▶ **Recorded data**
** Start **
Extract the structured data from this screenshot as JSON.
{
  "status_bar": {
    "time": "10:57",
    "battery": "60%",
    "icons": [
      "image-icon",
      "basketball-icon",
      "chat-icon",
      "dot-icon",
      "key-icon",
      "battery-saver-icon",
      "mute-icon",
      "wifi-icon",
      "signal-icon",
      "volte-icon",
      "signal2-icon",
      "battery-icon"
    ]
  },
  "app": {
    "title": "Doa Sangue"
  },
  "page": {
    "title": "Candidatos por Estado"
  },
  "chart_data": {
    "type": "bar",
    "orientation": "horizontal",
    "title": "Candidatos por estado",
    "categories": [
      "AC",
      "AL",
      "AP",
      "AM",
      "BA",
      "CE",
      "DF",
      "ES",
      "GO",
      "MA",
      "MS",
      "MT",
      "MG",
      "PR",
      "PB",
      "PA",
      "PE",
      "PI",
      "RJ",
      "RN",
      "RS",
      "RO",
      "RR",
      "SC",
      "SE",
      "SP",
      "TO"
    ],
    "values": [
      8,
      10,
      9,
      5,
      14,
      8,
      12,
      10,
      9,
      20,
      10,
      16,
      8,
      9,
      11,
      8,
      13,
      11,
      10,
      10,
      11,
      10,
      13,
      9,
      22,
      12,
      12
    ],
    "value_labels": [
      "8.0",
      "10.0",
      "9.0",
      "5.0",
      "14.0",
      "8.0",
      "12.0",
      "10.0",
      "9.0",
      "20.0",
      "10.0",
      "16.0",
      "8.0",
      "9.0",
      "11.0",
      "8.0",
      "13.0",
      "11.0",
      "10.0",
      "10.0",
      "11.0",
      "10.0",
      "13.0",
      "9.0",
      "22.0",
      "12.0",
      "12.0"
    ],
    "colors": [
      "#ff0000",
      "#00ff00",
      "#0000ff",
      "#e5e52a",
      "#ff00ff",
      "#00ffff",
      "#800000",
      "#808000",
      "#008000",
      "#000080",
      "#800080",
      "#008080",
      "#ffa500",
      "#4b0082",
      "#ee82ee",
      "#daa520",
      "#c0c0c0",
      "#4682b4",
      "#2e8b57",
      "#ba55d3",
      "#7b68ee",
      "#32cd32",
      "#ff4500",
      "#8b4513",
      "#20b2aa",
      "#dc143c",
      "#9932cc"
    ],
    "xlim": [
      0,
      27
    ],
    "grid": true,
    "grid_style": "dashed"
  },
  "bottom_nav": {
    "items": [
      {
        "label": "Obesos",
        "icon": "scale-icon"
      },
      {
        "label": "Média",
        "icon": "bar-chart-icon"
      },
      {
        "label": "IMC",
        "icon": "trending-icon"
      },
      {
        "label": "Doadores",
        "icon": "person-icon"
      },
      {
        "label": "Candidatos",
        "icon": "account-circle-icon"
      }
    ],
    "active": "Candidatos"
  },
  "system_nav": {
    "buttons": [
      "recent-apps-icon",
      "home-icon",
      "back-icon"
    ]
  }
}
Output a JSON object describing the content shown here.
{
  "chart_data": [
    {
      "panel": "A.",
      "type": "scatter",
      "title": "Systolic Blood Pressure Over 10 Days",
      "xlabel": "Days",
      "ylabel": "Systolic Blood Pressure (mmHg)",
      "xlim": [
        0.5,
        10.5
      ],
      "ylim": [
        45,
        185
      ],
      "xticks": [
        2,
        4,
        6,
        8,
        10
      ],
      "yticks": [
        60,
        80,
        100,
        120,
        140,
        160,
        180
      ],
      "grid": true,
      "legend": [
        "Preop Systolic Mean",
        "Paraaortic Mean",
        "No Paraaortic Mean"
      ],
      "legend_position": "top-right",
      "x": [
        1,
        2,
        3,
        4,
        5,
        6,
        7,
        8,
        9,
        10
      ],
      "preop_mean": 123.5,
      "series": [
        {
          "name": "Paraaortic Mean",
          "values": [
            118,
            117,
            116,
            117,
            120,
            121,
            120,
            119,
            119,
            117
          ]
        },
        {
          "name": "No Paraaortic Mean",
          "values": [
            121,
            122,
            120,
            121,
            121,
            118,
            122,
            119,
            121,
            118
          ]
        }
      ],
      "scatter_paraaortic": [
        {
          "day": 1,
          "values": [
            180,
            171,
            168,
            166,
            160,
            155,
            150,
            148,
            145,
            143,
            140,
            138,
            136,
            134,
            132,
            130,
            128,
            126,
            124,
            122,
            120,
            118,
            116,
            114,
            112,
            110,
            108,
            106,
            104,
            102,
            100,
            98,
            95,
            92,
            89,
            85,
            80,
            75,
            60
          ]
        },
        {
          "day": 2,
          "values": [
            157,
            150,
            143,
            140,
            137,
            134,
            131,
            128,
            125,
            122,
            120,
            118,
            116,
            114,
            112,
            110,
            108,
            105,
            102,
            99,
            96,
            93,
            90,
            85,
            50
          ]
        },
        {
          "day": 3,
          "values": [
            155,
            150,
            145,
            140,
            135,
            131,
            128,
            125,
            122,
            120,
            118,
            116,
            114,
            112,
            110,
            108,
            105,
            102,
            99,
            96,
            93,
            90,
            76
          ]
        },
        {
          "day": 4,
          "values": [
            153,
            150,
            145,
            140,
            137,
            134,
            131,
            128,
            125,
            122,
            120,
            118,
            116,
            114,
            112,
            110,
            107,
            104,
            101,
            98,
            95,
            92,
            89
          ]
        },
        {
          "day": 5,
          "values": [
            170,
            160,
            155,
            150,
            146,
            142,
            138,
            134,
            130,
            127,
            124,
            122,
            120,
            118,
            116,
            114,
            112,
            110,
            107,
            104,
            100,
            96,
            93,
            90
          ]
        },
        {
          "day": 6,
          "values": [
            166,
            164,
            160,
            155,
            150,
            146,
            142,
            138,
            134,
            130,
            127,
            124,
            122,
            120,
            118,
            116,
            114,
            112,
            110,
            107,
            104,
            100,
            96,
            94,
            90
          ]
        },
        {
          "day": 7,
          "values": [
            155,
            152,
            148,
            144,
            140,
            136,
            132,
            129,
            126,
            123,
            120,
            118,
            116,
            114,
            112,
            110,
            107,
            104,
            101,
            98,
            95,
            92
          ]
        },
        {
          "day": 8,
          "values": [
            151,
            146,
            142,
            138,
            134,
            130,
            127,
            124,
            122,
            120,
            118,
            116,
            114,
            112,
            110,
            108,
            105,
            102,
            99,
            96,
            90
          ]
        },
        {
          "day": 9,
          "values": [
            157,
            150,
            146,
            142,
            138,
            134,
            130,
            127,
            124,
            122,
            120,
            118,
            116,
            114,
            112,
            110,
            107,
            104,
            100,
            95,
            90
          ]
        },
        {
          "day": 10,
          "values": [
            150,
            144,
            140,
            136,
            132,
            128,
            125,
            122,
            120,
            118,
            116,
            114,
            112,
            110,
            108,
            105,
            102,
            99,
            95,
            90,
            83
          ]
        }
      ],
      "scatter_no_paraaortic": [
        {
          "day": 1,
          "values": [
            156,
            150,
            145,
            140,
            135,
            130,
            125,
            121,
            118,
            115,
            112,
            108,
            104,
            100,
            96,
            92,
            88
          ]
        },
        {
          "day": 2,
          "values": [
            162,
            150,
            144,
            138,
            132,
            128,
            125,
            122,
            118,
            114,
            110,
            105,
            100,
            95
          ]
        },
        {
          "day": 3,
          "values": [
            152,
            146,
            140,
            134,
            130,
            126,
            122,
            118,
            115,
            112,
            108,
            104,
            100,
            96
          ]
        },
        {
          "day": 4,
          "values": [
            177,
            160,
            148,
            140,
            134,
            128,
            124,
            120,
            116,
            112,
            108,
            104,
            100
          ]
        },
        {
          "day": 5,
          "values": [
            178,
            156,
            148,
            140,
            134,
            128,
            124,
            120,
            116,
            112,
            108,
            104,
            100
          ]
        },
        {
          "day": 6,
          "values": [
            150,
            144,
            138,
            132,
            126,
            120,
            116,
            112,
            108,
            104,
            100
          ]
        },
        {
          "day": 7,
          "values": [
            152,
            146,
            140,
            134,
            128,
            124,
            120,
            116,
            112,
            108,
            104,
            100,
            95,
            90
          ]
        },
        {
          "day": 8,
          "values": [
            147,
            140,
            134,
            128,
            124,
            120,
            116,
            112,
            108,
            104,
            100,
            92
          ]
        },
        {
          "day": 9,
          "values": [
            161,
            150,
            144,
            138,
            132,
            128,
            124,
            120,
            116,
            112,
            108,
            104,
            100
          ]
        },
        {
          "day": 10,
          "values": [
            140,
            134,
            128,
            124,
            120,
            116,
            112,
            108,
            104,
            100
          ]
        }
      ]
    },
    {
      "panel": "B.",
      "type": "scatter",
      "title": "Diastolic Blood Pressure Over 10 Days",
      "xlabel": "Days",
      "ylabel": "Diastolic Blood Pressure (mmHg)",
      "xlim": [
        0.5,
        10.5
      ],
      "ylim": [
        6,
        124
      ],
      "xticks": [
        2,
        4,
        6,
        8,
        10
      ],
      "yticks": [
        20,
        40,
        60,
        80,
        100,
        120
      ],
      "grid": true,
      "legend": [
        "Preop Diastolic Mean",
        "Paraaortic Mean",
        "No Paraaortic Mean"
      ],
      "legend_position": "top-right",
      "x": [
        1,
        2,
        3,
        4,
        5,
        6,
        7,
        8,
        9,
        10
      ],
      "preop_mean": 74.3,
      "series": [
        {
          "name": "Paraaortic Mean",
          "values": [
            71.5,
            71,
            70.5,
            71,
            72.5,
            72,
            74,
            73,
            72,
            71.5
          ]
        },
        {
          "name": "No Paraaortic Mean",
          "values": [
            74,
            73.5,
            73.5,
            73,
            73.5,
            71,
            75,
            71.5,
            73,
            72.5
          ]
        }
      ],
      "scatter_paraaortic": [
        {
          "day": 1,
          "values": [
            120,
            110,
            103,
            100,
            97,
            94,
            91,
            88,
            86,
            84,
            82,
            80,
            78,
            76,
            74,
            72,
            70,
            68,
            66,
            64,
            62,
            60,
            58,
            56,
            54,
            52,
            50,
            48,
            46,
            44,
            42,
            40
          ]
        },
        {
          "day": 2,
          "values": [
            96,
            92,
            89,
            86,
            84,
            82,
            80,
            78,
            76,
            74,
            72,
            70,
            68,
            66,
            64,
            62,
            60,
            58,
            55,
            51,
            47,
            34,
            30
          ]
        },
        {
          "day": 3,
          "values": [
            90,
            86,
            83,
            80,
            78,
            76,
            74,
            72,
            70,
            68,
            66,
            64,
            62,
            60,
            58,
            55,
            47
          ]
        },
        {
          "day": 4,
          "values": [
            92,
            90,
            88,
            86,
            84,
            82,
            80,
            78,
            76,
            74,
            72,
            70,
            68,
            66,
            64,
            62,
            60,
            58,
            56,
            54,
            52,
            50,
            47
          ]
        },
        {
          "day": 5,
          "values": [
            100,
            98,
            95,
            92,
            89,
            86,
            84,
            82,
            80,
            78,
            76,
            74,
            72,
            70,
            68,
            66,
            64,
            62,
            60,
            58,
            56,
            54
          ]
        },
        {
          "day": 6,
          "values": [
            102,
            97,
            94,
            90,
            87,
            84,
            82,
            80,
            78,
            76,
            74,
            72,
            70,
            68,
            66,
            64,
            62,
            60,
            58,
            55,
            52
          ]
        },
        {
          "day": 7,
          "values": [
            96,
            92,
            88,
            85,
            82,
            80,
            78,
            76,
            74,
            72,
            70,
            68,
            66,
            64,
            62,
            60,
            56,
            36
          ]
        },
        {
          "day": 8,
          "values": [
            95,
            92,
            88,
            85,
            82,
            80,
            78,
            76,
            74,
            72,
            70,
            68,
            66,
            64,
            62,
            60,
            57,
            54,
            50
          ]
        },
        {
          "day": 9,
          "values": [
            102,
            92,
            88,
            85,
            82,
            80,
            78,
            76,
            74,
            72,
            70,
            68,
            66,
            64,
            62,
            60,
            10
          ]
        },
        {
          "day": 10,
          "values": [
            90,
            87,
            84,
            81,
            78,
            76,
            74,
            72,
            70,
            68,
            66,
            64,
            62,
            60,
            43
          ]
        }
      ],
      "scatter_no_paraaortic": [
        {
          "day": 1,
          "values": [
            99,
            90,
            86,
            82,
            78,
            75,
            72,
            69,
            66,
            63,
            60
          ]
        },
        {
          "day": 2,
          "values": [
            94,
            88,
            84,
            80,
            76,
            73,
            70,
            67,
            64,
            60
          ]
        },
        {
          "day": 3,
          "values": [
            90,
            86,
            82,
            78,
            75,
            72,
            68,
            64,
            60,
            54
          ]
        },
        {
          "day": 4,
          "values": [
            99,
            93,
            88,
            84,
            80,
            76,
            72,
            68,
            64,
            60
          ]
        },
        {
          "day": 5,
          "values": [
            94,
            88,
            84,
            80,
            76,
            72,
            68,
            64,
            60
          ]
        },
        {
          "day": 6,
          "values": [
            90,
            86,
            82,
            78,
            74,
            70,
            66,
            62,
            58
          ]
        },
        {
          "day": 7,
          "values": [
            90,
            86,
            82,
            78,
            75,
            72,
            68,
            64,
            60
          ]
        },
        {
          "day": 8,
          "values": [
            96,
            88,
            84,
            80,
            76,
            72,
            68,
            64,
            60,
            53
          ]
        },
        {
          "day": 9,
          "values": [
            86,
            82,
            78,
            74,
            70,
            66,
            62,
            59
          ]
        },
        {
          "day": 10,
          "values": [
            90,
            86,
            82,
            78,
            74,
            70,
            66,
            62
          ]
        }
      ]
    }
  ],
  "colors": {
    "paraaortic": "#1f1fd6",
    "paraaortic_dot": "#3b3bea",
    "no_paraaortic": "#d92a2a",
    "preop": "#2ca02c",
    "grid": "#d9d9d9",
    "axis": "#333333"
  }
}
** End **
Work out the number of lines in this listing that include the word "title". Reply with that number only.

5